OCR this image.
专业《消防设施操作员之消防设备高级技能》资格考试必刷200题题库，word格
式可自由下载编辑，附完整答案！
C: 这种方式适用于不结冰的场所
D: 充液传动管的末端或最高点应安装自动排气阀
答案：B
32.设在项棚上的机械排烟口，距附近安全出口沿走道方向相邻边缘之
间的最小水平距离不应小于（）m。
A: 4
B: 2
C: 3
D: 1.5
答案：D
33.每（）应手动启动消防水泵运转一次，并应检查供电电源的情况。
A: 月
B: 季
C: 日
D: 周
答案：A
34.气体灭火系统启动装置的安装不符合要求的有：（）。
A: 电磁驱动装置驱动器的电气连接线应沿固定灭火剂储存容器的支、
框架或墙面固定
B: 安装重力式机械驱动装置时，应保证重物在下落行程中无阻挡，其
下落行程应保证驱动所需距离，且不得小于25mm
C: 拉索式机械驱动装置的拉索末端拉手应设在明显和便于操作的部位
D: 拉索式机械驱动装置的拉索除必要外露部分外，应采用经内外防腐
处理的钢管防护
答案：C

* * *

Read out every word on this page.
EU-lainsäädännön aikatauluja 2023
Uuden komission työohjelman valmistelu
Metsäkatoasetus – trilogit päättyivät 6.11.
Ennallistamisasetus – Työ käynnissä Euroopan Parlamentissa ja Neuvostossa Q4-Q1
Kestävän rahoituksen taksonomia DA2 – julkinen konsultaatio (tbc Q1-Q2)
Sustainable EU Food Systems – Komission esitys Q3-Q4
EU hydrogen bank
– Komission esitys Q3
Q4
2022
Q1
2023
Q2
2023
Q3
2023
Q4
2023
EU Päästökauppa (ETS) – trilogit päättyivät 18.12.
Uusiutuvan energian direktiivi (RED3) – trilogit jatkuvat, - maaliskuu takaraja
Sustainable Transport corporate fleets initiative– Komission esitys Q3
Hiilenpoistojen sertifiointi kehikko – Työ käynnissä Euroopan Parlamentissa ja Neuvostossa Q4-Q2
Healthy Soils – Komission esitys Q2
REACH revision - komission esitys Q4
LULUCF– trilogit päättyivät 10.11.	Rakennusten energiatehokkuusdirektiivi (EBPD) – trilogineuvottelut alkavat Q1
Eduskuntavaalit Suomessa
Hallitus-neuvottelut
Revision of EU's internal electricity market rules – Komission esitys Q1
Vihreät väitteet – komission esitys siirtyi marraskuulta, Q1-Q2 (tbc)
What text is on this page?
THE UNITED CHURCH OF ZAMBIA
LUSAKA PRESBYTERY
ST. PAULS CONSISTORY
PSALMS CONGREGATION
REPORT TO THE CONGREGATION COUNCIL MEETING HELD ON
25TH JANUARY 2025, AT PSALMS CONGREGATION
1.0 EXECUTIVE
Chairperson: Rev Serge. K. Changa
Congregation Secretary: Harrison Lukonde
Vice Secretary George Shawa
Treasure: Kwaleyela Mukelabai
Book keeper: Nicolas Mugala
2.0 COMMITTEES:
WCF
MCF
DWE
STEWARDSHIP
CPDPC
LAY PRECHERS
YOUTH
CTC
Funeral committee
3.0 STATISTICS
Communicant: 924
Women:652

--

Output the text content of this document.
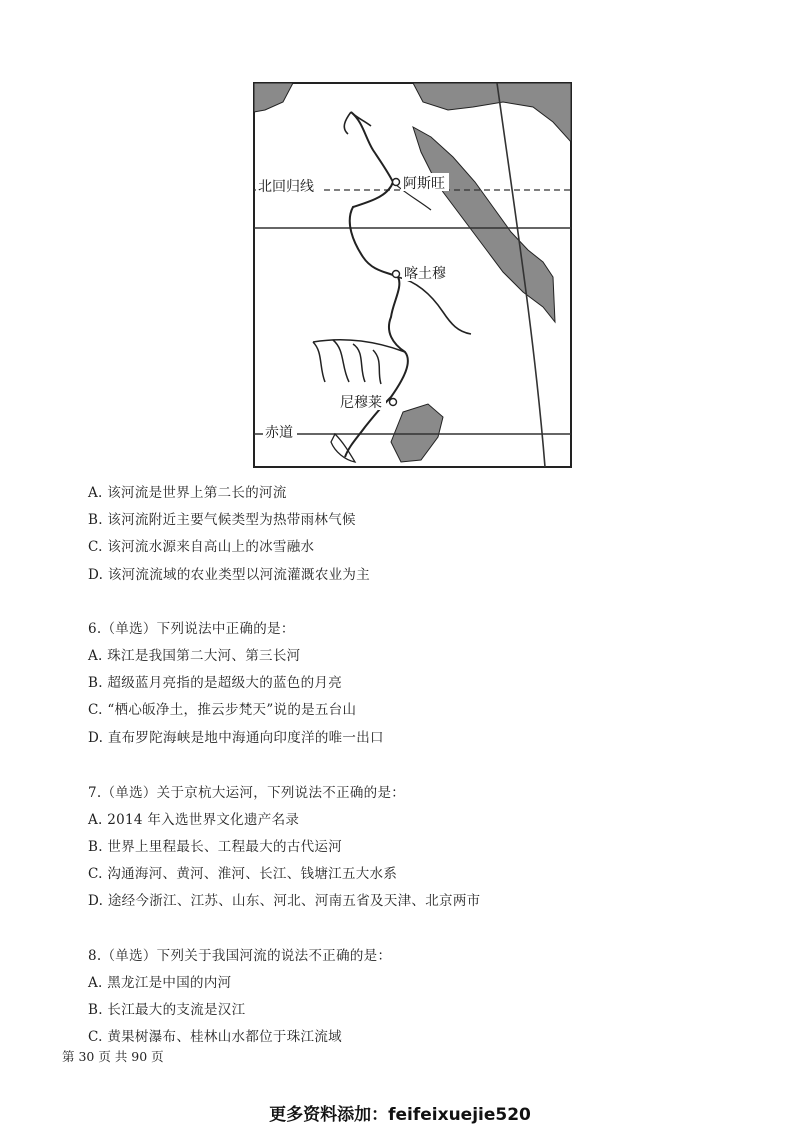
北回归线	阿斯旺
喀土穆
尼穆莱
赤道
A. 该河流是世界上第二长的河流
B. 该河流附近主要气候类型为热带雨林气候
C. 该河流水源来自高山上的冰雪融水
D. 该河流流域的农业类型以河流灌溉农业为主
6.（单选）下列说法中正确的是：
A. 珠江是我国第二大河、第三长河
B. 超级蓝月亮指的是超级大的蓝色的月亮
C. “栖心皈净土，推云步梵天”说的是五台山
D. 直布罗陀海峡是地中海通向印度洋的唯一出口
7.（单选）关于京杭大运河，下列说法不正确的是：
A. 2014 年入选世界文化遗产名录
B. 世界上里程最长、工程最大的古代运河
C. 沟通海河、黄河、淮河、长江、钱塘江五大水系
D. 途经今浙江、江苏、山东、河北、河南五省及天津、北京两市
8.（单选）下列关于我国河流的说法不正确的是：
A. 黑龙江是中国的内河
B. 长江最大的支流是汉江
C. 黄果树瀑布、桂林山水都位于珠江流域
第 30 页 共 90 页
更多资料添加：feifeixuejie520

THE EXERCISE - Copy all lines from the data that hold the word "Neuvostossa".

FINISHED TASK -
Ennallistamisasetus – Työ käynnissä Euroopan Parlamentissa ja Neuvostossa Q4-Q1
Hiilenpoistojen sertifiointi kehikko – Työ käynnissä Euroopan Parlamentissa ja Neuvostossa Q4-Q2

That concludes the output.